[Stated exercise]: Restate the listing that follows word for word, without its pictures.

[Given entries]:
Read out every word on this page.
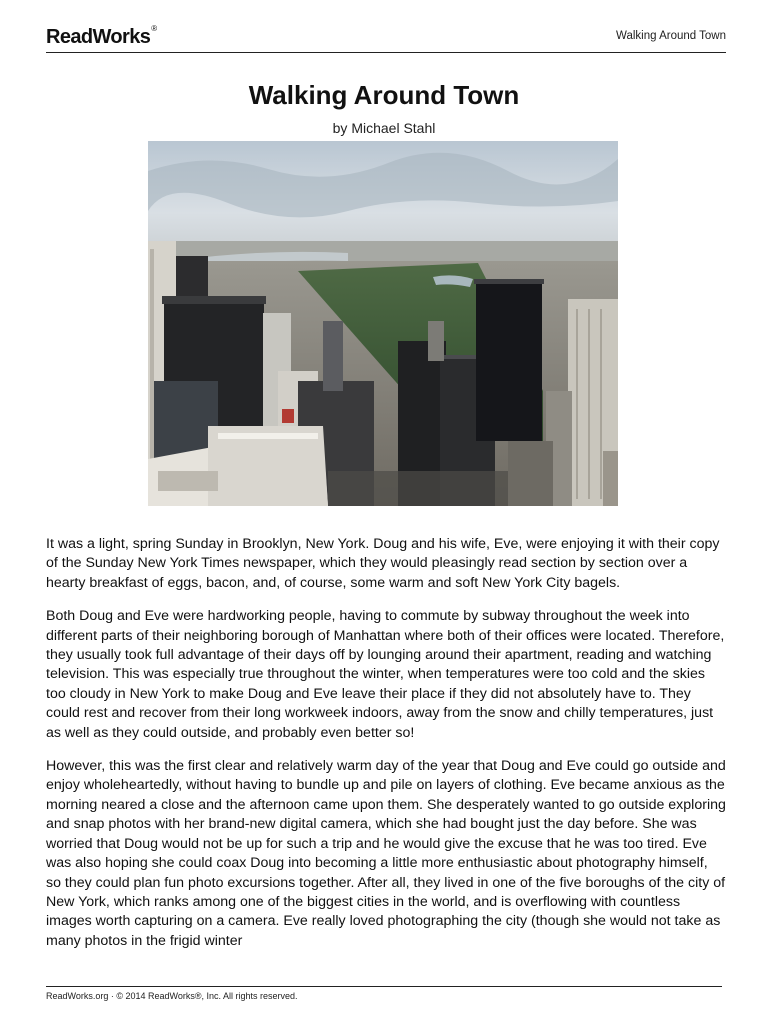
ReadWorks®
Walking Around Town
Walking Around Town
by Michael Stahl

It was a light, spring Sunday in Brooklyn, New York. Doug and his wife, Eve, were enjoying it with their copy of the Sunday New York Times newspaper, which they would pleasingly read section by section over a hearty breakfast of eggs, bacon, and, of course, some warm and soft New York City bagels.

Both Doug and Eve were hardworking people, having to commute by subway throughout the week into different parts of their neighboring borough of Manhattan where both of their offices were located. Therefore, they usually took full advantage of their days off by lounging around their apartment, reading and watching television. This was especially true throughout the winter, when temperatures were too cold and the skies too cloudy in New York to make Doug and Eve leave their place if they did not absolutely have to. They could rest and recover from their long workweek indoors, away from the snow and chilly temperatures, just as well as they could outside, and probably even better so!

However, this was the first clear and relatively warm day of the year that Doug and Eve could go outside and enjoy wholeheartedly, without having to bundle up and pile on layers of clothing. Eve became anxious as the morning neared a close and the afternoon came upon them. She desperately wanted to go outside exploring and snap photos with her brand-new digital camera, which she had bought just the day before. She was worried that Doug would not be up for such a trip and he would give the excuse that he was too tired. Eve was also hoping she could coax Doug into becoming a little more enthusiastic about photography himself, so they could plan fun photo excursions together. After all, they lived in one of the five boroughs of the city of New York, which ranks among one of the biggest cities in the world, and is overflowing with countless images worth capturing on a camera. Eve really loved photographing the city (though she would not take as many photos in the frigid winter

ReadWorks.org · © 2014 ReadWorks®, Inc. All rights reserved.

[Complete response]:
Read out every word on this page.
ReadWorks®
Walking Around Town
Walking Around Town
by Michael Stahl

It was a light, spring Sunday in Brooklyn, New York. Doug and his wife, Eve, were enjoying it with their copy of the Sunday New York Times newspaper, which they would pleasingly read section by section over a hearty breakfast of eggs, bacon, and, of course, some warm and soft New York City bagels.

Both Doug and Eve were hardworking people, having to commute by subway throughout the week into different parts of their neighboring borough of Manhattan where both of their offices were located. Therefore, they usually took full advantage of their days off by lounging around their apartment, reading and watching television. This was especially true throughout the winter, when temperatures were too cold and the skies too cloudy in New York to make Doug and Eve leave their place if they did not absolutely have to. They could rest and recover from their long workweek indoors, away from the snow and chilly temperatures, just as well as they could outside, and probably even better so!

However, this was the first clear and relatively warm day of the year that Doug and Eve could go outside and enjoy wholeheartedly, without having to bundle up and pile on layers of clothing. Eve became anxious as the morning neared a close and the afternoon came upon them. She desperately wanted to go outside exploring and snap photos with her brand-new digital camera, which she had bought just the day before. She was worried that Doug would not be up for such a trip and he would give the excuse that he was too tired. Eve was also hoping she could coax Doug into becoming a little more enthusiastic about photography himself, so they could plan fun photo excursions together. After all, they lived in one of the five boroughs of the city of New York, which ranks among one of the biggest cities in the world, and is overflowing with countless images worth capturing on a camera. Eve really loved photographing the city (though she would not take as many photos in the frigid winter

ReadWorks.org · © 2014 ReadWorks®, Inc. All rights reserved.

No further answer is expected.